WHAT IS ASKED -
Each line below is to be written out in full, exactly as shown.
— START —
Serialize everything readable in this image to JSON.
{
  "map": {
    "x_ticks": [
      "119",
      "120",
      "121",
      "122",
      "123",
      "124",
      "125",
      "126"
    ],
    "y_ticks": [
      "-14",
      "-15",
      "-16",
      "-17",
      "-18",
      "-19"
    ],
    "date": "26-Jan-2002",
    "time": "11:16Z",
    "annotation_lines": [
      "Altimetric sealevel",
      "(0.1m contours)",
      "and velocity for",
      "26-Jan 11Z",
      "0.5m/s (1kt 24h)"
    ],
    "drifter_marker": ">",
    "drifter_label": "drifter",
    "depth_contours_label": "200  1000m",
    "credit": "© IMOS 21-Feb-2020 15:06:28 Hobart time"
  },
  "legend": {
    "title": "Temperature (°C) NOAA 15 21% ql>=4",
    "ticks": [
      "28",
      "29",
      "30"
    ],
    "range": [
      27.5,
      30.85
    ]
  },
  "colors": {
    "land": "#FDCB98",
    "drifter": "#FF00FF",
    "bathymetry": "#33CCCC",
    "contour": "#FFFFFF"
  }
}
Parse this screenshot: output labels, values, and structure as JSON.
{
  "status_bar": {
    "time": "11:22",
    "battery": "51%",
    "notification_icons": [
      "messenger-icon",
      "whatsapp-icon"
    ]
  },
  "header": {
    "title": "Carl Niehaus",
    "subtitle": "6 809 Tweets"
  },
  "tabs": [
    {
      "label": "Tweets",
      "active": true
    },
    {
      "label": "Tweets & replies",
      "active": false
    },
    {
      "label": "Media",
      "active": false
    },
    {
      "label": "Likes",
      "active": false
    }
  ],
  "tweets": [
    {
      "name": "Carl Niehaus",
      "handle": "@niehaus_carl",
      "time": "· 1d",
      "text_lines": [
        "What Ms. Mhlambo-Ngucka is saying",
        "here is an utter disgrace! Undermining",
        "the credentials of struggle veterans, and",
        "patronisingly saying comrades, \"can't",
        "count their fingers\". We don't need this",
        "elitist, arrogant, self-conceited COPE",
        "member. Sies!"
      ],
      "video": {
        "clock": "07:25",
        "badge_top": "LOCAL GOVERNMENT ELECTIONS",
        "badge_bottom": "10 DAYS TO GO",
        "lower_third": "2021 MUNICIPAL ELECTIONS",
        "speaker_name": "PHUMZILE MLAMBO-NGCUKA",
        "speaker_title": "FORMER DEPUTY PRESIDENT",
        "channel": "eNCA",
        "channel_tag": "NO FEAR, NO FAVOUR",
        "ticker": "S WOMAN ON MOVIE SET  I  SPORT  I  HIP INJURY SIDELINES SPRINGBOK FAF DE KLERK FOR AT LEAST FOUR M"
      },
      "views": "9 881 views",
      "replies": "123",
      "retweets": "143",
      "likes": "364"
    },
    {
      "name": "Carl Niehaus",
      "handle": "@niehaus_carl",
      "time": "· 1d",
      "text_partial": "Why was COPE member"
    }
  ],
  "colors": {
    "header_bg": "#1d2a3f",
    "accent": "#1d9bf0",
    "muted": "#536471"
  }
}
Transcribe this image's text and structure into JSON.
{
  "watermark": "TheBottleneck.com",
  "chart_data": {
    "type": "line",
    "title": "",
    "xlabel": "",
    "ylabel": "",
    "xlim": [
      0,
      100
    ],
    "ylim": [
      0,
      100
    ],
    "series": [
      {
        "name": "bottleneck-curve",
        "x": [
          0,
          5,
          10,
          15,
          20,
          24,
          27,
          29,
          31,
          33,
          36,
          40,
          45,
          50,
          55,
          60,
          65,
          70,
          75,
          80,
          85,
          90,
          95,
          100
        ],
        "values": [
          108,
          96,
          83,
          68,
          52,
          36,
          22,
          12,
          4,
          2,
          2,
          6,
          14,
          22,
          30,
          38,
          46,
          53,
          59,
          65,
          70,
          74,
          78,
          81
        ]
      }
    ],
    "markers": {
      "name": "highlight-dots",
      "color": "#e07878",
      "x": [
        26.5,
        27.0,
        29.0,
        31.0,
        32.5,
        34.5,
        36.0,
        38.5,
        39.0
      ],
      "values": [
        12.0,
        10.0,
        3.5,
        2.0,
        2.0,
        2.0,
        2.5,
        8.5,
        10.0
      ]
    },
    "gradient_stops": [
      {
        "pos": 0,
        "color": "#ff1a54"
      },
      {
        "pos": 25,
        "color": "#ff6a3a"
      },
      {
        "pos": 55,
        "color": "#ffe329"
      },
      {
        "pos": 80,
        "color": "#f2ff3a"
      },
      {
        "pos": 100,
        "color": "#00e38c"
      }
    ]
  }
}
— END —
TASK OUTPUT -
Serialize everything readable in this image to JSON.
{
  "map": {
    "x_ticks": [
      "119",
      "120",
      "121",
      "122",
      "123",
      "124",
      "125",
      "126"
    ],
    "y_ticks": [
      "-14",
      "-15",
      "-16",
      "-17",
      "-18",
      "-19"
    ],
    "date": "26-Jan-2002",
    "time": "11:16Z",
    "annotation_lines": [
      "Altimetric sealevel",
      "(0.1m contours)",
      "and velocity for",
      "26-Jan 11Z",
      "0.5m/s (1kt 24h)"
    ],
    "drifter_marker": ">",
    "drifter_label": "drifter",
    "depth_contours_label": "200  1000m",
    "credit": "© IMOS 21-Feb-2020 15:06:28 Hobart time"
  },
  "legend": {
    "title": "Temperature (°C) NOAA 15 21% ql>=4",
    "ticks": [
      "28",
      "29",
      "30"
    ],
    "range": [
      27.5,
      30.85
    ]
  },
  "colors": {
    "land": "#FDCB98",
    "drifter": "#FF00FF",
    "bathymetry": "#33CCCC",
    "contour": "#FFFFFF"
  }
}
Parse this screenshot: output labels, values, and structure as JSON.
{
  "status_bar": {
    "time": "11:22",
    "battery": "51%",
    "notification_icons": [
      "messenger-icon",
      "whatsapp-icon"
    ]
  },
  "header": {
    "title": "Carl Niehaus",
    "subtitle": "6 809 Tweets"
  },
  "tabs": [
    {
      "label": "Tweets",
      "active": true
    },
    {
      "label": "Tweets & replies",
      "active": false
    },
    {
      "label": "Media",
      "active": false
    },
    {
      "label": "Likes",
      "active": false
    }
  ],
  "tweets": [
    {
      "name": "Carl Niehaus",
      "handle": "@niehaus_carl",
      "time": "· 1d",
      "text_lines": [
        "What Ms. Mhlambo-Ngucka is saying",
        "here is an utter disgrace! Undermining",
        "the credentials of struggle veterans, and",
        "patronisingly saying comrades, \"can't",
        "count their fingers\". We don't need this",
        "elitist, arrogant, self-conceited COPE",
        "member. Sies!"
      ],
      "video": {
        "clock": "07:25",
        "badge_top": "LOCAL GOVERNMENT ELECTIONS",
        "badge_bottom": "10 DAYS TO GO",
        "lower_third": "2021 MUNICIPAL ELECTIONS",
        "speaker_name": "PHUMZILE MLAMBO-NGCUKA",
        "speaker_title": "FORMER DEPUTY PRESIDENT",
        "channel": "eNCA",
        "channel_tag": "NO FEAR, NO FAVOUR",
        "ticker": "S WOMAN ON MOVIE SET  I  SPORT  I  HIP INJURY SIDELINES SPRINGBOK FAF DE KLERK FOR AT LEAST FOUR M"
      },
      "views": "9 881 views",
      "replies": "123",
      "retweets": "143",
      "likes": "364"
    },
    {
      "name": "Carl Niehaus",
      "handle": "@niehaus_carl",
      "time": "· 1d",
      "text_partial": "Why was COPE member"
    }
  ],
  "colors": {
    "header_bg": "#1d2a3f",
    "accent": "#1d9bf0",
    "muted": "#536471"
  }
}
Transcribe this image's text and structure into JSON.
{
  "watermark": "TheBottleneck.com",
  "chart_data": {
    "type": "line",
    "title": "",
    "xlabel": "",
    "ylabel": "",
    "xlim": [
      0,
      100
    ],
    "ylim": [
      0,
      100
    ],
    "series": [
      {
        "name": "bottleneck-curve",
        "x": [
          0,
          5,
          10,
          15,
          20,
          24,
          27,
          29,
          31,
          33,
          36,
          40,
          45,
          50,
          55,
          60,
          65,
          70,
          75,
          80,
          85,
          90,
          95,
          100
        ],
        "values": [
          108,
          96,
          83,
          68,
          52,
          36,
          22,
          12,
          4,
          2,
          2,
          6,
          14,
          22,
          30,
          38,
          46,
          53,
          59,
          65,
          70,
          74,
          78,
          81
        ]
      }
    ],
    "markers": {
      "name": "highlight-dots",
      "color": "#e07878",
      "x": [
        26.5,
        27.0,
        29.0,
        31.0,
        32.5,
        34.5,
        36.0,
        38.5,
        39.0
      ],
      "values": [
        12.0,
        10.0,
        3.5,
        2.0,
        2.0,
        2.0,
        2.5,
        8.5,
        10.0
      ]
    },
    "gradient_stops": [
      {
        "pos": 0,
        "color": "#ff1a54"
      },
      {
        "pos": 25,
        "color": "#ff6a3a"
      },
      {
        "pos": 55,
        "color": "#ffe329"
      },
      {
        "pos": 80,
        "color": "#f2ff3a"
      },
      {
        "pos": 100,
        "color": "#00e38c"
      }
    ]
  }
}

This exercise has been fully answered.